Scopo del compito | Prosegui l'articolo sulle liste dei candidati per la circoscrizione Nord e Centro America, riprendendo subito dopo la sua ultima frase.

Documento di origine |
********************
CorrCan Media Group

Conto alla rovescia per le liste Nodo candidature per i partiti

Conto alla rovescia per le liste Nodo candidature per i partiti

TORONTO – Conto alla rovescia per la presentazione dei candidati nella circoscrizione Nord e Centro America in vista del voto del 4 marzo. Tutti i partiti sono impegnati nel sistemare gli ultimi tasselli: la scadenza per la presentazione delle liste è fissata al 22 gennaio, anche se l’ufficializzazione dei candidati potrebbe già arrivare in settimana. In palio ci sono un seggio al Senato e due alla Camera dei Deputati. 
Il centrodestra. I vertici del centrodestra stanno arrivando a una lista definitiva delle candidature, dopo che numerosi candidati potenziali sono stati messi da parte in seguito all’accordo avvenuto in Italia tra Silvio Berlusconi, Matteo Salvini e Giorgia Meloni di correre tutti insieme all’interno di una coalizione. La stesura della lista nella nostra circoscrizione ha dovuto quindi tenere conto della richiesta fatta a Forza Italia sulla presenza di candidati in quota Lega e Fratelli d’Italia.
********************
Materiale fornito |
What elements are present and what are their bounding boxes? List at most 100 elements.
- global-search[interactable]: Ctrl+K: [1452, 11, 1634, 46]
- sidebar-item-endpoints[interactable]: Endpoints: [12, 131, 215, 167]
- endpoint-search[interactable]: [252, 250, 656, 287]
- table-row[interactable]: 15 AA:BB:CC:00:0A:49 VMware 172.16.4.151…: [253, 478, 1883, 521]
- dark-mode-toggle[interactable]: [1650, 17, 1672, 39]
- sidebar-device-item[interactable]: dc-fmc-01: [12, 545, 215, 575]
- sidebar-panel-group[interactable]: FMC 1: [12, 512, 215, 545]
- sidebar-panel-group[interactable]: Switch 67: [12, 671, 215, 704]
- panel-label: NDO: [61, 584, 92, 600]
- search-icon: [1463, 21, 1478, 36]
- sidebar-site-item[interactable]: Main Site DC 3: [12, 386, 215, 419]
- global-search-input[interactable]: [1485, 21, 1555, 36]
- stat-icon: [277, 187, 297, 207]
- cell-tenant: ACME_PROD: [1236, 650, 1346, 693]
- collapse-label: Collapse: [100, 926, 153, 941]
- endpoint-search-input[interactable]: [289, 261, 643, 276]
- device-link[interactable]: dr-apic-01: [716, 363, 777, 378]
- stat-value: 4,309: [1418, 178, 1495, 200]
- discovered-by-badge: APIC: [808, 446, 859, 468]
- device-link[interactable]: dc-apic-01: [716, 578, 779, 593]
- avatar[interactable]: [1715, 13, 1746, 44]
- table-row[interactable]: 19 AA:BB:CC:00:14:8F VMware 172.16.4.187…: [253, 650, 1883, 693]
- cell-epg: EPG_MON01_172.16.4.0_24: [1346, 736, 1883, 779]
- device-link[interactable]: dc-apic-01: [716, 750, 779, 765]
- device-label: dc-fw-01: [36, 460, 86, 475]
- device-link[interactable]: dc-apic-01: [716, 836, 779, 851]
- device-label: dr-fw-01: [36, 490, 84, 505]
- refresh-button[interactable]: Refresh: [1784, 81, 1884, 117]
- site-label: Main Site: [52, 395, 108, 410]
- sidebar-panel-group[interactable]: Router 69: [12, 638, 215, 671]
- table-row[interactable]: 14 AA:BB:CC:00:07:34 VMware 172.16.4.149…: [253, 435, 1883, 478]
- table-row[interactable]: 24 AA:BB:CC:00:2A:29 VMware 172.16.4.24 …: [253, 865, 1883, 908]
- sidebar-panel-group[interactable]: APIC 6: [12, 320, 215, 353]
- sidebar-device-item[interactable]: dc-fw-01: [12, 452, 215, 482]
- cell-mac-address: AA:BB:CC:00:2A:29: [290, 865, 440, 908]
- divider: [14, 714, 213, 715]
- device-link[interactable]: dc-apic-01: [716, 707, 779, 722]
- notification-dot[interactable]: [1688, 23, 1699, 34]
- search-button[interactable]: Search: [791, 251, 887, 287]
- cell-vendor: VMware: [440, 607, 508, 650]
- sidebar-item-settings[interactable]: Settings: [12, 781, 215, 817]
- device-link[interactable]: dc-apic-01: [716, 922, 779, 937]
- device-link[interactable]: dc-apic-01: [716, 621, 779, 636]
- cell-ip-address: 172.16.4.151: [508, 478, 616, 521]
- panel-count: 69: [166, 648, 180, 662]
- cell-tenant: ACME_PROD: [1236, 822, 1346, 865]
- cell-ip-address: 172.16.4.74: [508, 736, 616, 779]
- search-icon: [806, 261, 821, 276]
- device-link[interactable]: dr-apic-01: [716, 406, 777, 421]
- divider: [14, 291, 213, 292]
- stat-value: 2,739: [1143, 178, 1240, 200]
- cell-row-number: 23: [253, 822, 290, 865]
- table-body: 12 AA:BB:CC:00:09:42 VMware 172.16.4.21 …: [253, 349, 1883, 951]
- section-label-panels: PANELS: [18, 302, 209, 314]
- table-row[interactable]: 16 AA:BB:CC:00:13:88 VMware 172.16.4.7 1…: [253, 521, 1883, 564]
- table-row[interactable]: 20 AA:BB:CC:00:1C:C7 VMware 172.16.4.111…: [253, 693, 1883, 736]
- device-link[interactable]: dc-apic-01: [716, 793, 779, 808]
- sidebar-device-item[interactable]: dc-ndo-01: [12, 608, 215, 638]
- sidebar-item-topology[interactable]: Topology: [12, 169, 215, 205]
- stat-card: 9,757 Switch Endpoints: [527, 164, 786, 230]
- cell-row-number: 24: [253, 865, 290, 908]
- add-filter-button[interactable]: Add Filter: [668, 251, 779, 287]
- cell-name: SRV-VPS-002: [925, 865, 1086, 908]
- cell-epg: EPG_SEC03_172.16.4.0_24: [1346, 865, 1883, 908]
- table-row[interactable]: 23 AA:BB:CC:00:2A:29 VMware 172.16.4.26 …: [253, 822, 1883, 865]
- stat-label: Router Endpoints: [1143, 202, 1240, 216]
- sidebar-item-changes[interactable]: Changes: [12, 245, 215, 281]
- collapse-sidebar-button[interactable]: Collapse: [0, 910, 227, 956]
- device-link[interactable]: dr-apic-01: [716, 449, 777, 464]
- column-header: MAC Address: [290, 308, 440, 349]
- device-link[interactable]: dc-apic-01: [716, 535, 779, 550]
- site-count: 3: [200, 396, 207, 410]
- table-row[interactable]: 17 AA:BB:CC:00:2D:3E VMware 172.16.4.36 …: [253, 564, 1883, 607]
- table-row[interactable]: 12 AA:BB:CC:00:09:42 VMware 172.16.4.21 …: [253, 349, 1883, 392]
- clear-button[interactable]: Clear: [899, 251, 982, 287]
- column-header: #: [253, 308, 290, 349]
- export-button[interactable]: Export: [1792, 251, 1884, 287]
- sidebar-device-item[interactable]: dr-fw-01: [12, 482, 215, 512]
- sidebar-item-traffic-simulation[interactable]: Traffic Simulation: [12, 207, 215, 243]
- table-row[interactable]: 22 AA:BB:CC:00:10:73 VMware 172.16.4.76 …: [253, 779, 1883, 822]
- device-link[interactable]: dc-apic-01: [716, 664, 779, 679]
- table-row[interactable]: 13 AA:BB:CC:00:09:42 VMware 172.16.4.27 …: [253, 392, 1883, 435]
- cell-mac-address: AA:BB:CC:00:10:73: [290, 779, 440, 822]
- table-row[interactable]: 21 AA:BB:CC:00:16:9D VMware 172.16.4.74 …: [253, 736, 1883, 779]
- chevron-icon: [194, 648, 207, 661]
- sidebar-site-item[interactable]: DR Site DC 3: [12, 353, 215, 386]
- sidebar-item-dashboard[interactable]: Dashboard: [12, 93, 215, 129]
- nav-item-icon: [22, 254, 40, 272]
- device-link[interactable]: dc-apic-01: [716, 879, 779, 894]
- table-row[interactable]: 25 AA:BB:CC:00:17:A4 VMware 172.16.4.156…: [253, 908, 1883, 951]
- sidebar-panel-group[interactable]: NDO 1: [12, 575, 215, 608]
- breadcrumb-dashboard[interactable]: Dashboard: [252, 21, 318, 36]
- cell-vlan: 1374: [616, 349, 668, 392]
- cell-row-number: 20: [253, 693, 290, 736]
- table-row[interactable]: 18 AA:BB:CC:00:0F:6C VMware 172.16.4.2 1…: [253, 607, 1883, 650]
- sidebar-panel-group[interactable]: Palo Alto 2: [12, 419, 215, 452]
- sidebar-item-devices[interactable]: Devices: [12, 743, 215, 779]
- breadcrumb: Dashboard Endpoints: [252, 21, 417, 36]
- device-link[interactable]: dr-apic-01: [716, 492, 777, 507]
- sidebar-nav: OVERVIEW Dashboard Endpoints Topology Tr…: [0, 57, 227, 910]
********************
Risposta seguente |
Per la Camera sarà sicuramente in corsa la deputata uscente Fucsia Nissoli Fitzgerald, eletta nel 2013 nella lista “Con Monti per l’Italia”. Secondo le ultime indiscrezioni raccolte dal Corriere Canadese da più fonti, dovrebbero candidarsi anche Vincenzo Arcobelli – candidato nel 2013 al Senato con Monti e nel 2008 alla Camera nel Popolo della Libertà – e Matteo Gazzini, in quota Lega da New York, alla prima avventura elettorale. 
Dopo la vittoria del 2008 e la delusione del 2013, cercheranno nuovamente di conquistare un seggio a Roma anche Amato Berardi e Basilio Giordano, anche se è probabile che il primo questa volta sarà candidato per il Senato e il secondo per la Camera. 
A chiudere la lista per il seggio di Palazzo Madama dovrebbe essere, salvo sorprese, Domenico Siniscalco, che ha avuto la meglio su altri papabili proprio al foto finish. 
Dovrebbe quindi rimanere fuori Francesca Alderisi, una delle possibili candidate nella coalizione di centrodestra.  
Il Pd. Il partito ha subito anche in Nord America una fase estremamente travagliata in seguito alle spaccature e alle divisioni avvenute durante il referendum costituzionale e la battaglia per la nomina del segretario. 
Anche in questo caso, i vertici del partito stanno ragionando sulle ultime possibili limature nella lista dei candidati.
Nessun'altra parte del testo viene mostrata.